_Instructions for the task_: How many lines of the data include the string "EDITOR"? State the number and nothing else.

_Given records_:
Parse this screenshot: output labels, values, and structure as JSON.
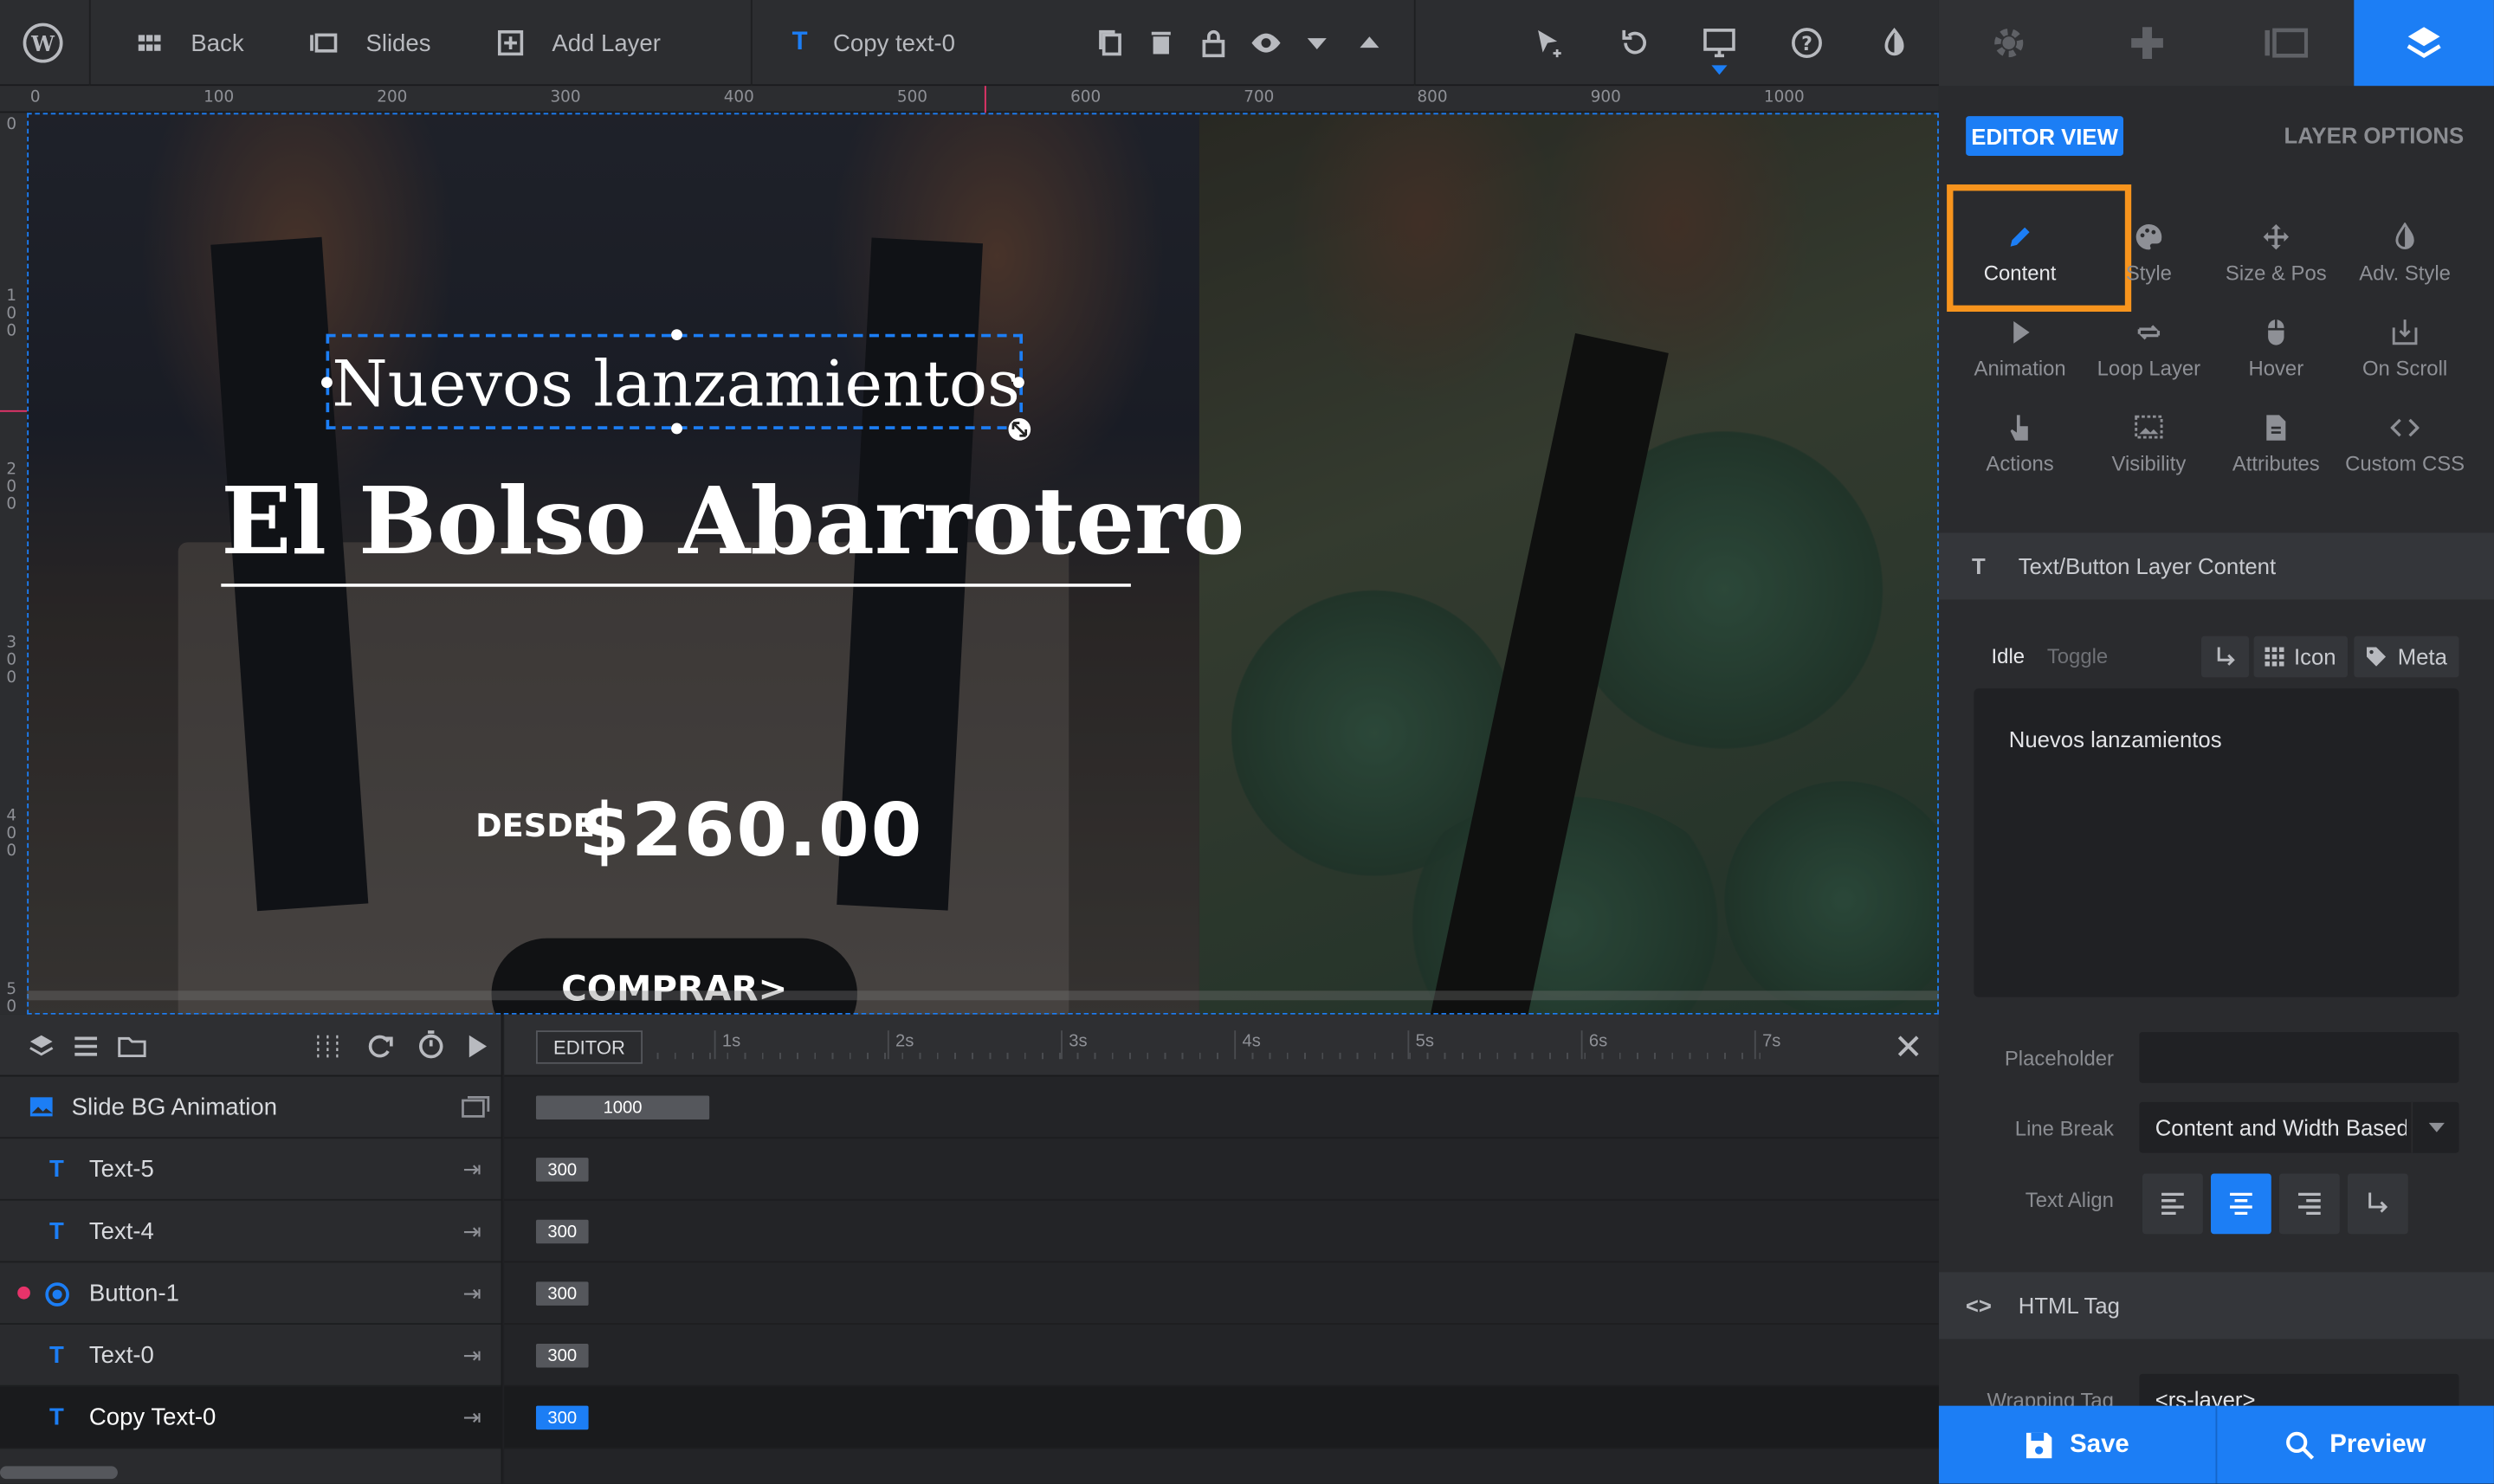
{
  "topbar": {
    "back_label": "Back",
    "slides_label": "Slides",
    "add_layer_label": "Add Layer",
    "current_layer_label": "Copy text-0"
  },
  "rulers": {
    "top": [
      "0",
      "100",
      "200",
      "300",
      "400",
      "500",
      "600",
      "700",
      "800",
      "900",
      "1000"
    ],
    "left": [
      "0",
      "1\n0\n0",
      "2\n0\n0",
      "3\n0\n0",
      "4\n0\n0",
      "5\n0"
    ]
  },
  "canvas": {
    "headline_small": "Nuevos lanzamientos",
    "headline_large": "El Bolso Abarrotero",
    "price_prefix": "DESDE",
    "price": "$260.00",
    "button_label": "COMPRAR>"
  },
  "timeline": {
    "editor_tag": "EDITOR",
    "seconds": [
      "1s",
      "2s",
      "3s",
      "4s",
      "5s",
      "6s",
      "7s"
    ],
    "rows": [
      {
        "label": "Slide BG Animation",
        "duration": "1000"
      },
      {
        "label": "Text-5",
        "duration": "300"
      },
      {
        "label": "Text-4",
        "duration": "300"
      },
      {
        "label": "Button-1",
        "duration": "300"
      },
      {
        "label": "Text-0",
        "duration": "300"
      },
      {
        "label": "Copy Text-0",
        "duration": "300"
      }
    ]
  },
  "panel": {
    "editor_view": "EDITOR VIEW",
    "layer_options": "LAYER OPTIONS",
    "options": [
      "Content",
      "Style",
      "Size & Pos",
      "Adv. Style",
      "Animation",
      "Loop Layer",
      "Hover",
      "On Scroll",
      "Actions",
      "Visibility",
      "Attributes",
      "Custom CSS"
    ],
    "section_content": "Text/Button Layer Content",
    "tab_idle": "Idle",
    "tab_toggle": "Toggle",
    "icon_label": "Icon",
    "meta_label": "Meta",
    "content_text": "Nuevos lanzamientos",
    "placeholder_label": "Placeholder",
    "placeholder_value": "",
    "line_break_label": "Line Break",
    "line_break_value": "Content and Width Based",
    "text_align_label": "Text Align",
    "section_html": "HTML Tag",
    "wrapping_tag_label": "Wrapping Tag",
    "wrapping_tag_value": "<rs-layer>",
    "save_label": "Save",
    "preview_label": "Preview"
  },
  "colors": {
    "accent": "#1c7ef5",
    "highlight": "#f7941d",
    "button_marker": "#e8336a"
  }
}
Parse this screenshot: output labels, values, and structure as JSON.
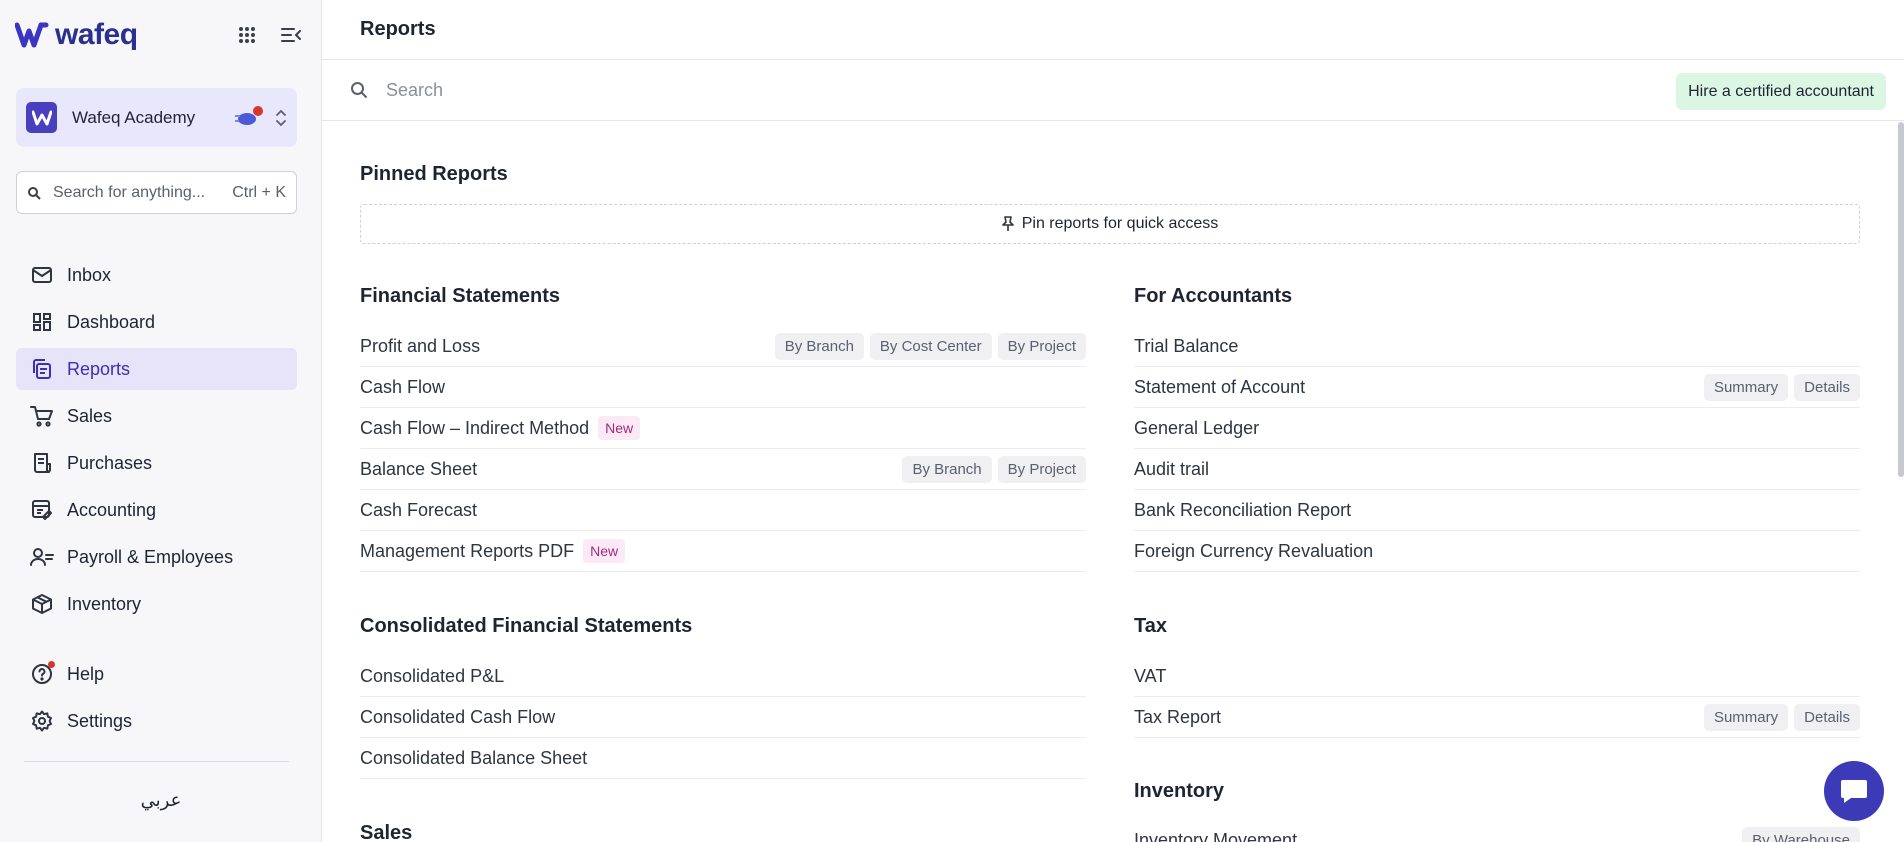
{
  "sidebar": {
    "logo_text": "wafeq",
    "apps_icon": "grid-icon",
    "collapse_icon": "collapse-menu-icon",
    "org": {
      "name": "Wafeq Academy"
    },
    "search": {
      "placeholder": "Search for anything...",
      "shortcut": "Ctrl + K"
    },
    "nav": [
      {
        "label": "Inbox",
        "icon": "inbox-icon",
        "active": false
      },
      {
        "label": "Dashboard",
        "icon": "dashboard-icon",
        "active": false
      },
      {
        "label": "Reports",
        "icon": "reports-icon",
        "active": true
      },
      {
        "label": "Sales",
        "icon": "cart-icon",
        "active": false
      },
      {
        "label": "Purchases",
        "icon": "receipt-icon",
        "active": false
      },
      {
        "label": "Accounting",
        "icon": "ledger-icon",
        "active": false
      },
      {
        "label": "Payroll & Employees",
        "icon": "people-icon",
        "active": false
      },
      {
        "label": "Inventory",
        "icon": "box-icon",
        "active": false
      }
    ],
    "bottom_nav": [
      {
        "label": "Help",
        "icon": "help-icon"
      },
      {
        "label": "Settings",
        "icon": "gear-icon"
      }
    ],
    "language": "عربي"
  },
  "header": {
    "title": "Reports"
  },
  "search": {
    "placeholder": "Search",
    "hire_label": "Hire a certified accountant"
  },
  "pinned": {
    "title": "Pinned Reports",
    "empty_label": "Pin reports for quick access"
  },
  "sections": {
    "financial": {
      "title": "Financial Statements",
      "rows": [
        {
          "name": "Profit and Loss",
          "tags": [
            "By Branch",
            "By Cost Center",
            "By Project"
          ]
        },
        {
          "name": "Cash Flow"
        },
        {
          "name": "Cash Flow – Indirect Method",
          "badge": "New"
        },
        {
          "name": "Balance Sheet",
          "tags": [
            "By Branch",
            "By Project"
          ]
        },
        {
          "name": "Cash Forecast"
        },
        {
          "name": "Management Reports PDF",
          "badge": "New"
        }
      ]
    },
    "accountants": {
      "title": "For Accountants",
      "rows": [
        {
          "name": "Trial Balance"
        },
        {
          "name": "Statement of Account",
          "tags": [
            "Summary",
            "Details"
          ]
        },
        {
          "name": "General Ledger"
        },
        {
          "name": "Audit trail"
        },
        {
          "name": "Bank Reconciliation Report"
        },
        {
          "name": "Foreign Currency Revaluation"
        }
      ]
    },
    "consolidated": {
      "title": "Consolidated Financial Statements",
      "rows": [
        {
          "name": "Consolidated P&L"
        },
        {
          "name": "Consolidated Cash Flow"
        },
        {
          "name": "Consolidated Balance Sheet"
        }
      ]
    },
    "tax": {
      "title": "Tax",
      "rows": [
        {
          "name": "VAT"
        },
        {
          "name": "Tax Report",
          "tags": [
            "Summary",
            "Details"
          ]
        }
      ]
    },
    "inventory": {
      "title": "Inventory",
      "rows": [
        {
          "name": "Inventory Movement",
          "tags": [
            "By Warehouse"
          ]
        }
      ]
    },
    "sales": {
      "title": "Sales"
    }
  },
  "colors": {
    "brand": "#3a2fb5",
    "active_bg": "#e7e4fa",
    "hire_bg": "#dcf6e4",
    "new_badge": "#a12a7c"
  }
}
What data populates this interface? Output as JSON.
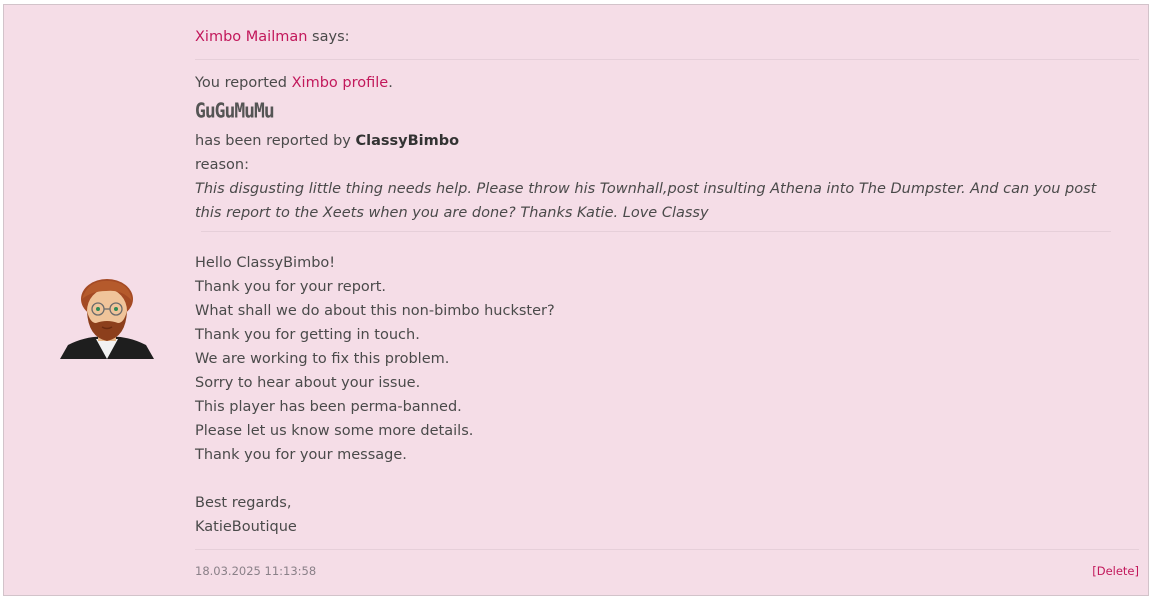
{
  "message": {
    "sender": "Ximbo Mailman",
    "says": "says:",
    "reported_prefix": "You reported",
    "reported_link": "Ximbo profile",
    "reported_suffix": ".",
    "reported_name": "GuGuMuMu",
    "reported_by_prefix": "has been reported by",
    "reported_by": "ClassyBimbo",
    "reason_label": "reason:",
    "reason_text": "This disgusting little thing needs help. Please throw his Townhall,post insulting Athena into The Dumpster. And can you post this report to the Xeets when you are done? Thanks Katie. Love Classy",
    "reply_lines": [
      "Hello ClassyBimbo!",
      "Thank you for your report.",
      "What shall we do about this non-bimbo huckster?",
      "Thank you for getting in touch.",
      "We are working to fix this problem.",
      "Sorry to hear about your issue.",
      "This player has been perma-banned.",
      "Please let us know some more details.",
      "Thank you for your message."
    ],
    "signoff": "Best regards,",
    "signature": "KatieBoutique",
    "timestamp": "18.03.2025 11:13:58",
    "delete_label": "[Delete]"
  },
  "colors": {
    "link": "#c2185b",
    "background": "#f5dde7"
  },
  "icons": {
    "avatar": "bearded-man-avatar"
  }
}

_Written answer_: 2